- [WHAT TO PRODUCE] Copy exactly the lines from the "Transcribe the text in this document." line to the end, both included, and nothing else.

(Stored records)
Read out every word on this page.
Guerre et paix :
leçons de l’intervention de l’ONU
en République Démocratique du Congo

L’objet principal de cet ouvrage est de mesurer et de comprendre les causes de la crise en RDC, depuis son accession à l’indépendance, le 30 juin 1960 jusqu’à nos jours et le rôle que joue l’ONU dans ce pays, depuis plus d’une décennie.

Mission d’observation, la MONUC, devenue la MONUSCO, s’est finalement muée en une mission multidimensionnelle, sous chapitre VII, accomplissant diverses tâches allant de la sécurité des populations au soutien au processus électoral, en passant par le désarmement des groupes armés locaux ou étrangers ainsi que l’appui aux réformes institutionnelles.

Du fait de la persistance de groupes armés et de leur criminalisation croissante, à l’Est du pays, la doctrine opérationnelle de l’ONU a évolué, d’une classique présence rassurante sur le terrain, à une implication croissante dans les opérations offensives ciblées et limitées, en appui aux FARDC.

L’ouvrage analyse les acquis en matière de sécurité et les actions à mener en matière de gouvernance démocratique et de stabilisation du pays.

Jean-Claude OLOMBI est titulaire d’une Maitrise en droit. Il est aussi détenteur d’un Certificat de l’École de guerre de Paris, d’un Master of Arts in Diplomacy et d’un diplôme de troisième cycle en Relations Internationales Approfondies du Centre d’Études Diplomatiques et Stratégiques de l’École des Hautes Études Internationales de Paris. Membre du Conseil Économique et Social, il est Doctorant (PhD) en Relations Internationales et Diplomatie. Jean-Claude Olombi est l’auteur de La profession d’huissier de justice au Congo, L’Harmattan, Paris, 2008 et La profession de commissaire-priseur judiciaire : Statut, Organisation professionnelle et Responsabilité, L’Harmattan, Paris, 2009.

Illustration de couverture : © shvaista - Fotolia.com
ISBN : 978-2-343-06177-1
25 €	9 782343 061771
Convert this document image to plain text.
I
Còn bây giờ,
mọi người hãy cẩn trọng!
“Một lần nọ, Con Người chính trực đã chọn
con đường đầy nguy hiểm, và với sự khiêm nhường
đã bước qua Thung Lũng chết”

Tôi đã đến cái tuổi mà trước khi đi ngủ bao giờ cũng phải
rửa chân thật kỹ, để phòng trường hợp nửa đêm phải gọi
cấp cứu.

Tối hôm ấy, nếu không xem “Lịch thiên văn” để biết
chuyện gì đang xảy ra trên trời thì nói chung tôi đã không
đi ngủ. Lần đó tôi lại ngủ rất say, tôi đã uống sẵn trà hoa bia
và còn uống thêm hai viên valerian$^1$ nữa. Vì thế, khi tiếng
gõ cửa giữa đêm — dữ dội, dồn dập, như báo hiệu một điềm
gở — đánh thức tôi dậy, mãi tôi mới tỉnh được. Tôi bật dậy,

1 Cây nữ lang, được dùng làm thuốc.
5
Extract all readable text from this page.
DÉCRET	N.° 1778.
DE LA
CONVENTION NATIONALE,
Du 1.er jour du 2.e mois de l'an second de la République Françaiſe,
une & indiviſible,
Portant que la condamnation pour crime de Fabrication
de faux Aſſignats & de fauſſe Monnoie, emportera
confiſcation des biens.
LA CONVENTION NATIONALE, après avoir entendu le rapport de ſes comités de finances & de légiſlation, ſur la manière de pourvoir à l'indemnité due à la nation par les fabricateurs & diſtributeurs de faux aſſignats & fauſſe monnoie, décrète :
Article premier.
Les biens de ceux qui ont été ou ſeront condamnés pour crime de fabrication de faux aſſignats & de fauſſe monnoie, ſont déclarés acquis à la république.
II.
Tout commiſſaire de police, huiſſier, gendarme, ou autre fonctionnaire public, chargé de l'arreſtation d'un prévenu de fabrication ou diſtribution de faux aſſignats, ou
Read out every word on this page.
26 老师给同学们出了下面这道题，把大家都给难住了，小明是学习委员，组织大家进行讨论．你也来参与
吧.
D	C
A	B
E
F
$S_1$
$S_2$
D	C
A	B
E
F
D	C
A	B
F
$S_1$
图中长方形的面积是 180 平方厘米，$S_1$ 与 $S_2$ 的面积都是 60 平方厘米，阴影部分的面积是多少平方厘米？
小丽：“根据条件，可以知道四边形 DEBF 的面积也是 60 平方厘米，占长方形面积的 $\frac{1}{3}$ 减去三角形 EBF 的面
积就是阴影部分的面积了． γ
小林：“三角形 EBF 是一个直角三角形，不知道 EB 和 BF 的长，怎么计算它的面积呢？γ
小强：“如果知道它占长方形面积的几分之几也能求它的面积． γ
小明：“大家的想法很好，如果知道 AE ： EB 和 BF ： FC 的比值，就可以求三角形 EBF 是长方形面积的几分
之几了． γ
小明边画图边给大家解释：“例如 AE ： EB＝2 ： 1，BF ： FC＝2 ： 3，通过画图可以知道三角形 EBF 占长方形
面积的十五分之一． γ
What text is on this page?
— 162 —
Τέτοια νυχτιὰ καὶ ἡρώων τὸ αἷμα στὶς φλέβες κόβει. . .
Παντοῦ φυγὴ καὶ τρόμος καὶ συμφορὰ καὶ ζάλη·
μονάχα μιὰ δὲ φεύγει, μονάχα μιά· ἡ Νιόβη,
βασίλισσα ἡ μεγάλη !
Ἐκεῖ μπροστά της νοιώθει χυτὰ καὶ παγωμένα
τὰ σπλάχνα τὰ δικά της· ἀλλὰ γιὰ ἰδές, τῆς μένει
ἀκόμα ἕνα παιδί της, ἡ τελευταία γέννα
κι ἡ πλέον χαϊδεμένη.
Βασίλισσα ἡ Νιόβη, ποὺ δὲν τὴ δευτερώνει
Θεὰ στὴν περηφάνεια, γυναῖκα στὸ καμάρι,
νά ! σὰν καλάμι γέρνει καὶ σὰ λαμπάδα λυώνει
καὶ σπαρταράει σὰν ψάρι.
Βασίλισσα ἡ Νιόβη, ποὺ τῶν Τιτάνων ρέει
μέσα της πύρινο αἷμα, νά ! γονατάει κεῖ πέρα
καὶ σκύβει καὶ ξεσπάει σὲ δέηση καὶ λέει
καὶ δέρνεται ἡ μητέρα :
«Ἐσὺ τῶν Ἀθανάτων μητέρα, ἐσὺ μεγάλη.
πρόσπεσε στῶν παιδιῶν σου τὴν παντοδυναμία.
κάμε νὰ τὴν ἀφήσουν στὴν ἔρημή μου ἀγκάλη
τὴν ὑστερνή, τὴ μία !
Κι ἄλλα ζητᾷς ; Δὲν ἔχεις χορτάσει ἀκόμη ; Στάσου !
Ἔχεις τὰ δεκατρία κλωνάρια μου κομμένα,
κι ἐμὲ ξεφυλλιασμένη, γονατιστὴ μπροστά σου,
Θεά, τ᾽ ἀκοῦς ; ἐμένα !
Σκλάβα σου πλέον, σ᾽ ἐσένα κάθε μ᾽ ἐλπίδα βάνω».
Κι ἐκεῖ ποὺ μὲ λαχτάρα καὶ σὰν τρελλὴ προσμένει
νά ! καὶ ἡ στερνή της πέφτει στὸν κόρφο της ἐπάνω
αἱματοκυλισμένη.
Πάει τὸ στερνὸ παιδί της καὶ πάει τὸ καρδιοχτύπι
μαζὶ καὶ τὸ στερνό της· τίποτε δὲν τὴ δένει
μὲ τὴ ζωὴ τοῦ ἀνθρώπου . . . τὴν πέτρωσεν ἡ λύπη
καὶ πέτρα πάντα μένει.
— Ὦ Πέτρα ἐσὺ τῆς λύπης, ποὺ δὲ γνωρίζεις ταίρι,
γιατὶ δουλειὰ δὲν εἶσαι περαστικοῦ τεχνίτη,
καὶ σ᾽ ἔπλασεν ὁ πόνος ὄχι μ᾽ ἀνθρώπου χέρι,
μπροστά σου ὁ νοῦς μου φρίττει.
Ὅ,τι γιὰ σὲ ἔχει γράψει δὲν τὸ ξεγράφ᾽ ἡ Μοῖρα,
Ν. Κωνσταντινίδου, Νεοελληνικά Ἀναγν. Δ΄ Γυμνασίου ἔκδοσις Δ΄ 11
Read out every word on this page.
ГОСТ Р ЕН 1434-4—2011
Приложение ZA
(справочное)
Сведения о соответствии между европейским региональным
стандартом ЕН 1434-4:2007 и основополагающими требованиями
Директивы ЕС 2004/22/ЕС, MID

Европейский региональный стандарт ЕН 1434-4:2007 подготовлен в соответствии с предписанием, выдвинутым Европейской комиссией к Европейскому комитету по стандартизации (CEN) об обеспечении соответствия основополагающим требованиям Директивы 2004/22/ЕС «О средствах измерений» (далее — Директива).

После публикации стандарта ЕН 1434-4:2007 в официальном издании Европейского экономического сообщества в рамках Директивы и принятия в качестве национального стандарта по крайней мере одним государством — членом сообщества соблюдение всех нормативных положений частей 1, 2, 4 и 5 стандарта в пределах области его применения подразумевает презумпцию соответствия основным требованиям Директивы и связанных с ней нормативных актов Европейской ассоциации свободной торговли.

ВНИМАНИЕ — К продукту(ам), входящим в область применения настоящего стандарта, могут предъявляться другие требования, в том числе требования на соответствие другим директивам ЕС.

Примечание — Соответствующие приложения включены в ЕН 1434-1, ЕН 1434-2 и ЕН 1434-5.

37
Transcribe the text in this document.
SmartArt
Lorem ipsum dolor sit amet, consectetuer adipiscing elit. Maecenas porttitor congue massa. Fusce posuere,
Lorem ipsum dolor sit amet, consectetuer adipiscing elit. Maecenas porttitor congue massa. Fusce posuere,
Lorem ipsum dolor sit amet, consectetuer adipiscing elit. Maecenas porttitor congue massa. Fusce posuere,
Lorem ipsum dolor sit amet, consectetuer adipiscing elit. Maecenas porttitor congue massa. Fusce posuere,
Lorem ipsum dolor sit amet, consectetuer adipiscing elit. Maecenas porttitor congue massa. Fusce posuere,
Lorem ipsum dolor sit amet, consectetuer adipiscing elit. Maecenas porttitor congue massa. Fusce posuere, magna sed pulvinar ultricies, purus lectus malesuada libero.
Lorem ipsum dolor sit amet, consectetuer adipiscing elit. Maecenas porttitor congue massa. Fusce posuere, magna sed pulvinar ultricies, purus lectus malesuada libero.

- [EXERCISE OUTPUT]
Transcribe the text in this document.
SmartArt
Lorem ipsum dolor sit amet, consectetuer adipiscing elit. Maecenas porttitor congue massa. Fusce posuere,
Lorem ipsum dolor sit amet, consectetuer adipiscing elit. Maecenas porttitor congue massa. Fusce posuere,
Lorem ipsum dolor sit amet, consectetuer adipiscing elit. Maecenas porttitor congue massa. Fusce posuere,
Lorem ipsum dolor sit amet, consectetuer adipiscing elit. Maecenas porttitor congue massa. Fusce posuere,
Lorem ipsum dolor sit amet, consectetuer adipiscing elit. Maecenas porttitor congue massa. Fusce posuere,
Lorem ipsum dolor sit amet, consectetuer adipiscing elit. Maecenas porttitor congue massa. Fusce posuere, magna sed pulvinar ultricies, purus lectus malesuada libero.
Lorem ipsum dolor sit amet, consectetuer adipiscing elit. Maecenas porttitor congue massa. Fusce posuere, magna sed pulvinar ultricies, purus lectus malesuada libero.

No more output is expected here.